Repeat, exactly and completely, the entries shown underneath.

§ Excerpted records:
---+---

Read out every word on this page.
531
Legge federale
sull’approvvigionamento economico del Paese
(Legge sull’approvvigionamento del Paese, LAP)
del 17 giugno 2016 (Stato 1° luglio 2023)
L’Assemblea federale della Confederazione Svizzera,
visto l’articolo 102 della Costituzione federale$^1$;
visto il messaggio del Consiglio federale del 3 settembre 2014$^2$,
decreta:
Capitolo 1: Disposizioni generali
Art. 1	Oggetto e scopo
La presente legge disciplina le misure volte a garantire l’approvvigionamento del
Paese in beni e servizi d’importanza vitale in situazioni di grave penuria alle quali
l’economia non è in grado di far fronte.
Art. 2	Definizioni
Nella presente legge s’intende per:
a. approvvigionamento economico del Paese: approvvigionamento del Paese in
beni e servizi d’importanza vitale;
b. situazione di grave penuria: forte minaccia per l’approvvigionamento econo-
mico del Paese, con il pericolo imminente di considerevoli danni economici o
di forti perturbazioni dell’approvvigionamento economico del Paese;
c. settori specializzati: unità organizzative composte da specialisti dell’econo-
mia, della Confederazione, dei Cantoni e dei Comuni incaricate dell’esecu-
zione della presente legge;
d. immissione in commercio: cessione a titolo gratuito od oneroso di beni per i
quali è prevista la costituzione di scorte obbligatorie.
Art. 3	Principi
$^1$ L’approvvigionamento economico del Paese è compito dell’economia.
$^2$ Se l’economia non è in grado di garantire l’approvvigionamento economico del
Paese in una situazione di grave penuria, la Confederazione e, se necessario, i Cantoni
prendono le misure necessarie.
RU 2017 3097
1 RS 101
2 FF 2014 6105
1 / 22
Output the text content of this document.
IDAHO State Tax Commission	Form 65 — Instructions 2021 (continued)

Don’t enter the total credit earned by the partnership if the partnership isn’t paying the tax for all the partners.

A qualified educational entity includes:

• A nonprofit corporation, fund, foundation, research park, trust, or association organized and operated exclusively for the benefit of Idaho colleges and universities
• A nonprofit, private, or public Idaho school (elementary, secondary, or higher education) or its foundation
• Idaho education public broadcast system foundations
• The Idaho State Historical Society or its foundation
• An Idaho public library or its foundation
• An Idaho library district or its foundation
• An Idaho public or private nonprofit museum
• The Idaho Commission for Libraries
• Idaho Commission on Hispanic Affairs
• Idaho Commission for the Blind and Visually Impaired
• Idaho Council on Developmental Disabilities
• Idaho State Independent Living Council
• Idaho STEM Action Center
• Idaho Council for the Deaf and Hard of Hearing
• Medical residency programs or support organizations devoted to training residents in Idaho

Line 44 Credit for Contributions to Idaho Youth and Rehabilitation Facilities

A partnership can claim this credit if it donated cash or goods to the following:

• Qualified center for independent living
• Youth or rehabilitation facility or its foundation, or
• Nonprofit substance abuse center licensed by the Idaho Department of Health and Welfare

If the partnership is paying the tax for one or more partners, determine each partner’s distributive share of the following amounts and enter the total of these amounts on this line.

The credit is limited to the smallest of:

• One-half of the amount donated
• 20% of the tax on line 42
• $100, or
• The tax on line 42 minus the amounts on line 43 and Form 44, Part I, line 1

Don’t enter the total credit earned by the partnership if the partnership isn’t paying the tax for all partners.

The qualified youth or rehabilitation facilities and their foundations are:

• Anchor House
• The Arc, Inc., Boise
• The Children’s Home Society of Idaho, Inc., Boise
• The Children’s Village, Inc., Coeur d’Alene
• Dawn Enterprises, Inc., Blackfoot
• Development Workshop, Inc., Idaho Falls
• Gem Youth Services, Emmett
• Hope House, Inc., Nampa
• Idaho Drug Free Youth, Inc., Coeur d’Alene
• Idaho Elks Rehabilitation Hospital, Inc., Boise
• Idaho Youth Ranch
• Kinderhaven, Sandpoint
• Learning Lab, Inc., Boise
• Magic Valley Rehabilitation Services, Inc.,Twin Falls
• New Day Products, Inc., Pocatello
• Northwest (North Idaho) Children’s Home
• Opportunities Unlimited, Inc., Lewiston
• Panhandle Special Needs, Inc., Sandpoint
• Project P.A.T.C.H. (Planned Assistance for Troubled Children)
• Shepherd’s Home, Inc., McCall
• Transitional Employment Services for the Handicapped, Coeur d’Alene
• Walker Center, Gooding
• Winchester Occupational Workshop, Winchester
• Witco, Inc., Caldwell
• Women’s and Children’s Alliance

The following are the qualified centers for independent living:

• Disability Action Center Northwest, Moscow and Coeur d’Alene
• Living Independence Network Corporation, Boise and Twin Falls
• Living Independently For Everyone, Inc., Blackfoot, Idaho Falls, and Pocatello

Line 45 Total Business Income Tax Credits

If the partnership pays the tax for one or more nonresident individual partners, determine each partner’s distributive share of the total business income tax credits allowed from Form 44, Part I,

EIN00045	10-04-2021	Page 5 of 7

---+---

§ Solution for this exercise:
Read out every word on this page.
531
Legge federale
sull’approvvigionamento economico del Paese
(Legge sull’approvvigionamento del Paese, LAP)
del 17 giugno 2016 (Stato 1° luglio 2023)
L’Assemblea federale della Confederazione Svizzera,
visto l’articolo 102 della Costituzione federale$^1$;
visto il messaggio del Consiglio federale del 3 settembre 2014$^2$,
decreta:
Capitolo 1: Disposizioni generali
Art. 1	Oggetto e scopo
La presente legge disciplina le misure volte a garantire l’approvvigionamento del
Paese in beni e servizi d’importanza vitale in situazioni di grave penuria alle quali
l’economia non è in grado di far fronte.
Art. 2	Definizioni
Nella presente legge s’intende per:
a. approvvigionamento economico del Paese: approvvigionamento del Paese in
beni e servizi d’importanza vitale;
b. situazione di grave penuria: forte minaccia per l’approvvigionamento econo-
mico del Paese, con il pericolo imminente di considerevoli danni economici o
di forti perturbazioni dell’approvvigionamento economico del Paese;
c. settori specializzati: unità organizzative composte da specialisti dell’econo-
mia, della Confederazione, dei Cantoni e dei Comuni incaricate dell’esecu-
zione della presente legge;
d. immissione in commercio: cessione a titolo gratuito od oneroso di beni per i
quali è prevista la costituzione di scorte obbligatorie.
Art. 3	Principi
$^1$ L’approvvigionamento economico del Paese è compito dell’economia.
$^2$ Se l’economia non è in grado di garantire l’approvvigionamento economico del
Paese in una situazione di grave penuria, la Confederazione e, se necessario, i Cantoni
prendono le misure necessarie.
RU 2017 3097
1 RS 101
2 FF 2014 6105
1 / 22
Output the text content of this document.
IDAHO State Tax Commission	Form 65 — Instructions 2021 (continued)

Don’t enter the total credit earned by the partnership if the partnership isn’t paying the tax for all the partners.

A qualified educational entity includes:

• A nonprofit corporation, fund, foundation, research park, trust, or association organized and operated exclusively for the benefit of Idaho colleges and universities
• A nonprofit, private, or public Idaho school (elementary, secondary, or higher education) or its foundation
• Idaho education public broadcast system foundations
• The Idaho State Historical Society or its foundation
• An Idaho public library or its foundation
• An Idaho library district or its foundation
• An Idaho public or private nonprofit museum
• The Idaho Commission for Libraries
• Idaho Commission on Hispanic Affairs
• Idaho Commission for the Blind and Visually Impaired
• Idaho Council on Developmental Disabilities
• Idaho State Independent Living Council
• Idaho STEM Action Center
• Idaho Council for the Deaf and Hard of Hearing
• Medical residency programs or support organizations devoted to training residents in Idaho

Line 44 Credit for Contributions to Idaho Youth and Rehabilitation Facilities

A partnership can claim this credit if it donated cash or goods to the following:

• Qualified center for independent living
• Youth or rehabilitation facility or its foundation, or
• Nonprofit substance abuse center licensed by the Idaho Department of Health and Welfare

If the partnership is paying the tax for one or more partners, determine each partner’s distributive share of the following amounts and enter the total of these amounts on this line.

The credit is limited to the smallest of:

• One-half of the amount donated
• 20% of the tax on line 42
• $100, or
• The tax on line 42 minus the amounts on line 43 and Form 44, Part I, line 1

Don’t enter the total credit earned by the partnership if the partnership isn’t paying the tax for all partners.

The qualified youth or rehabilitation facilities and their foundations are:

• Anchor House
• The Arc, Inc., Boise
• The Children’s Home Society of Idaho, Inc., Boise
• The Children’s Village, Inc., Coeur d’Alene
• Dawn Enterprises, Inc., Blackfoot
• Development Workshop, Inc., Idaho Falls
• Gem Youth Services, Emmett
• Hope House, Inc., Nampa
• Idaho Drug Free Youth, Inc., Coeur d’Alene
• Idaho Elks Rehabilitation Hospital, Inc., Boise
• Idaho Youth Ranch
• Kinderhaven, Sandpoint
• Learning Lab, Inc., Boise
• Magic Valley Rehabilitation Services, Inc.,Twin Falls
• New Day Products, Inc., Pocatello
• Northwest (North Idaho) Children’s Home
• Opportunities Unlimited, Inc., Lewiston
• Panhandle Special Needs, Inc., Sandpoint
• Project P.A.T.C.H. (Planned Assistance for Troubled Children)
• Shepherd’s Home, Inc., McCall
• Transitional Employment Services for the Handicapped, Coeur d’Alene
• Walker Center, Gooding
• Winchester Occupational Workshop, Winchester
• Witco, Inc., Caldwell
• Women’s and Children’s Alliance

The following are the qualified centers for independent living:

• Disability Action Center Northwest, Moscow and Coeur d’Alene
• Living Independence Network Corporation, Boise and Twin Falls
• Living Independently For Everyone, Inc., Blackfoot, Idaho Falls, and Pocatello

Line 45 Total Business Income Tax Credits

If the partnership pays the tax for one or more nonresident individual partners, determine each partner’s distributive share of the total business income tax credits allowed from Form 44, Part I,

EIN00045	10-04-2021	Page 5 of 7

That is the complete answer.